— Start Available records —
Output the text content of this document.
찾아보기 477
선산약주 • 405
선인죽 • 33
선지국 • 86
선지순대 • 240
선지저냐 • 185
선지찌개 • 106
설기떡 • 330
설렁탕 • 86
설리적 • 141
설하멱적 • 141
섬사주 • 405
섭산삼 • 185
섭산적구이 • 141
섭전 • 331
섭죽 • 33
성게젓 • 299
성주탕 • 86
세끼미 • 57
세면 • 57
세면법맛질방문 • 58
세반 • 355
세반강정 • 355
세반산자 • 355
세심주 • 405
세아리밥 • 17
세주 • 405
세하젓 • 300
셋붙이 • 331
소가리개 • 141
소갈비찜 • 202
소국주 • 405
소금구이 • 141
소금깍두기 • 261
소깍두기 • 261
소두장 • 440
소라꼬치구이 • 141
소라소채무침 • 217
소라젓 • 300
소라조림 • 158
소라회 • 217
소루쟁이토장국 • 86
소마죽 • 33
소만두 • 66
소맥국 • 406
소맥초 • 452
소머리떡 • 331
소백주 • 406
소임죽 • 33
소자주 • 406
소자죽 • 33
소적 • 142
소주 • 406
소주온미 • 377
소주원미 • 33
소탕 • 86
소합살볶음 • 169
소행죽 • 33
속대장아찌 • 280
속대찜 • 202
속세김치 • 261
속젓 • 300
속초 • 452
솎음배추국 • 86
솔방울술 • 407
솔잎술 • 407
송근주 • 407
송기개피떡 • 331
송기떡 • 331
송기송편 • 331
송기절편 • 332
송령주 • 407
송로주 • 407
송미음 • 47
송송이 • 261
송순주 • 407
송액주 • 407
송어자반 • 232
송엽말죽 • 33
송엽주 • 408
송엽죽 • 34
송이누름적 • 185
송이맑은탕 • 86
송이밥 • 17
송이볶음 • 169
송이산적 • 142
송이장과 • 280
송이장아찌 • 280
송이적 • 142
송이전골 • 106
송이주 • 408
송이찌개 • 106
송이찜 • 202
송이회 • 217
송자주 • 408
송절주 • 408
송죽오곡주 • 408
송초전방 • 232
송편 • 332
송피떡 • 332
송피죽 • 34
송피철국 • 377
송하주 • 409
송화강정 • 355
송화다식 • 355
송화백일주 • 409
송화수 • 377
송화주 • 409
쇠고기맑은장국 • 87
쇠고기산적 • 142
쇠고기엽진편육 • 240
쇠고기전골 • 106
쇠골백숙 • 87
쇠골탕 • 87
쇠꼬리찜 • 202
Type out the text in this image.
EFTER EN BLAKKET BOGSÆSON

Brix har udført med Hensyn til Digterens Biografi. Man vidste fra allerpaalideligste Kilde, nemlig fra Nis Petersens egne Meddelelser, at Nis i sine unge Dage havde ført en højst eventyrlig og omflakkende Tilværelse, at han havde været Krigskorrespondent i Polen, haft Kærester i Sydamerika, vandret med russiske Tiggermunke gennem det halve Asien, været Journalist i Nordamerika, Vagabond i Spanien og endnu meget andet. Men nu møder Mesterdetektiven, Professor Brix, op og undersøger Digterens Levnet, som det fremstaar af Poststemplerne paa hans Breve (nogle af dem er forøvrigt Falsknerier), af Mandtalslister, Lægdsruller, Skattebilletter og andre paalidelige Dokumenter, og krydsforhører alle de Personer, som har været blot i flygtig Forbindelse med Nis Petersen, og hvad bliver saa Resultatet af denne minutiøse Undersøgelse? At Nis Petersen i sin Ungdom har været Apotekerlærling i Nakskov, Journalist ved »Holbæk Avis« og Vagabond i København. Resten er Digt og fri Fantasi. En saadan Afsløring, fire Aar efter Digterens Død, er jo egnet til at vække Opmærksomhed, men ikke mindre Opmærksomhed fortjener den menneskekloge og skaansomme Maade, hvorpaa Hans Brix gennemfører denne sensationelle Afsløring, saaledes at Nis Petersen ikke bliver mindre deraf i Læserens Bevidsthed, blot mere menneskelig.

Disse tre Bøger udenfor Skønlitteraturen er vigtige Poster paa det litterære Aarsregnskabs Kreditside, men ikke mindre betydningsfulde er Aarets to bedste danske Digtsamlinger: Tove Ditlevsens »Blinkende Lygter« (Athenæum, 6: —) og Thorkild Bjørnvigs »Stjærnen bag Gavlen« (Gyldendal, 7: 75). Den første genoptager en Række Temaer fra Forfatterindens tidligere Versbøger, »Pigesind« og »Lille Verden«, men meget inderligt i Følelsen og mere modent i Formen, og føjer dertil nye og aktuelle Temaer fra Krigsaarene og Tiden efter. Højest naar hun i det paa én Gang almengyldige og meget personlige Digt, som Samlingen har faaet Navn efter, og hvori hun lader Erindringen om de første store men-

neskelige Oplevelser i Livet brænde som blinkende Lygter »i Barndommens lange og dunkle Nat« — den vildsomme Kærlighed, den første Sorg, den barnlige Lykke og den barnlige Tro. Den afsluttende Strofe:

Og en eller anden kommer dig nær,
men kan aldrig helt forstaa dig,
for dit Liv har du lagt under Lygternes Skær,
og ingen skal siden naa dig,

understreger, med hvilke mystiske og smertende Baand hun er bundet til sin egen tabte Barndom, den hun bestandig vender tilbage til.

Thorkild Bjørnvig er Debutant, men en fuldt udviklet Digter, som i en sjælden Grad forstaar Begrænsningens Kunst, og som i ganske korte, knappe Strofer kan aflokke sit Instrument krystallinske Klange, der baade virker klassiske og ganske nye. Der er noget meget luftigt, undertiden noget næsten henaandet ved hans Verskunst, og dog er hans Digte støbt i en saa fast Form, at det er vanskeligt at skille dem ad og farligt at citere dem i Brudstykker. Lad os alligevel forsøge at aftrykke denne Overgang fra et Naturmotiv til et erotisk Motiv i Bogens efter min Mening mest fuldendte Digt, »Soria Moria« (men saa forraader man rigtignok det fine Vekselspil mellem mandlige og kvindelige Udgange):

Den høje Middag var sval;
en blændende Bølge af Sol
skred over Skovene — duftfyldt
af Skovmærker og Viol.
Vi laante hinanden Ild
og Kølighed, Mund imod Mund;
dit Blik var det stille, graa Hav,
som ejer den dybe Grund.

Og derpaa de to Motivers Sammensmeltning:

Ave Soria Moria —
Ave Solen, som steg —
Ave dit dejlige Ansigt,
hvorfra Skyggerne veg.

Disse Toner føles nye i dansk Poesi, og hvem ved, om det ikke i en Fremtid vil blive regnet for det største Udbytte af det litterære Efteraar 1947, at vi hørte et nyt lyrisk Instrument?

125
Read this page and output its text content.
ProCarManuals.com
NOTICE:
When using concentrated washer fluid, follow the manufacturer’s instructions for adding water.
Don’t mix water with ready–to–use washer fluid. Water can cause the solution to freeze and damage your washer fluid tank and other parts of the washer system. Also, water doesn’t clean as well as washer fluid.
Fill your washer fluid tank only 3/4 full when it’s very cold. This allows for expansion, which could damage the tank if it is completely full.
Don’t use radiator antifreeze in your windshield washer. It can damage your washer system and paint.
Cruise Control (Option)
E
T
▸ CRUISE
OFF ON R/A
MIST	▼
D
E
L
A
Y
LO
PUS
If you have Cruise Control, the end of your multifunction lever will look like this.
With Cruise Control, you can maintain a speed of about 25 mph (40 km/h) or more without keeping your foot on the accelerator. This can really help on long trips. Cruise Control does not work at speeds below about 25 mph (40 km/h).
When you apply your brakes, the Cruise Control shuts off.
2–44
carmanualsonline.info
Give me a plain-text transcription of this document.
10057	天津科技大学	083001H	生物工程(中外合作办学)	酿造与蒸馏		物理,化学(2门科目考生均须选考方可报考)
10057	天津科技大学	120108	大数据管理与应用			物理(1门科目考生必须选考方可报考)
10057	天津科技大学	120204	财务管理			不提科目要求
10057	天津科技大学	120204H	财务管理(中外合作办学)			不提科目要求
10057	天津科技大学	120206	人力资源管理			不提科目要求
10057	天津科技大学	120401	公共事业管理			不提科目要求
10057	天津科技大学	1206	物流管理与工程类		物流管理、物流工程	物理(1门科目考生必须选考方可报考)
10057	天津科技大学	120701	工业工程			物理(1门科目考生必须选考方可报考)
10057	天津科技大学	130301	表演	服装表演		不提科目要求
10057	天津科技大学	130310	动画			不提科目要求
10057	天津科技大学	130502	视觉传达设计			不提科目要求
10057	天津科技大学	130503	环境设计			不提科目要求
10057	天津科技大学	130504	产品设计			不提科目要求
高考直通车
— End Available records —
What the exercise asks =
Retype exactly the lines from the one containing "Read this page and output its text content." through the last line of the records above, including both.

Correct output =
Read this page and output its text content.
ProCarManuals.com
NOTICE:
When using concentrated washer fluid, follow the manufacturer’s instructions for adding water.
Don’t mix water with ready–to–use washer fluid. Water can cause the solution to freeze and damage your washer fluid tank and other parts of the washer system. Also, water doesn’t clean as well as washer fluid.
Fill your washer fluid tank only 3/4 full when it’s very cold. This allows for expansion, which could damage the tank if it is completely full.
Don’t use radiator antifreeze in your windshield washer. It can damage your washer system and paint.
Cruise Control (Option)
E
T
▸ CRUISE
OFF ON R/A
MIST	▼
D
E
L
A
Y
LO
PUS
If you have Cruise Control, the end of your multifunction lever will look like this.
With Cruise Control, you can maintain a speed of about 25 mph (40 km/h) or more without keeping your foot on the accelerator. This can really help on long trips. Cruise Control does not work at speeds below about 25 mph (40 km/h).
When you apply your brakes, the Cruise Control shuts off.
2–44
carmanualsonline.info
Give me a plain-text transcription of this document.
10057	天津科技大学	083001H	生物工程(中外合作办学)	酿造与蒸馏		物理,化学(2门科目考生均须选考方可报考)
10057	天津科技大学	120108	大数据管理与应用			物理(1门科目考生必须选考方可报考)
10057	天津科技大学	120204	财务管理			不提科目要求
10057	天津科技大学	120204H	财务管理(中外合作办学)			不提科目要求
10057	天津科技大学	120206	人力资源管理			不提科目要求
10057	天津科技大学	120401	公共事业管理			不提科目要求
10057	天津科技大学	1206	物流管理与工程类		物流管理、物流工程	物理(1门科目考生必须选考方可报考)
10057	天津科技大学	120701	工业工程			物理(1门科目考生必须选考方可报考)
10057	天津科技大学	130301	表演	服装表演		不提科目要求
10057	天津科技大学	130310	动画			不提科目要求
10057	天津科技大学	130502	视觉传达设计			不提科目要求
10057	天津科技大学	130503	环境设计			不提科目要求
10057	天津科技大学	130504	产品设计			不提科目要求
高考直通车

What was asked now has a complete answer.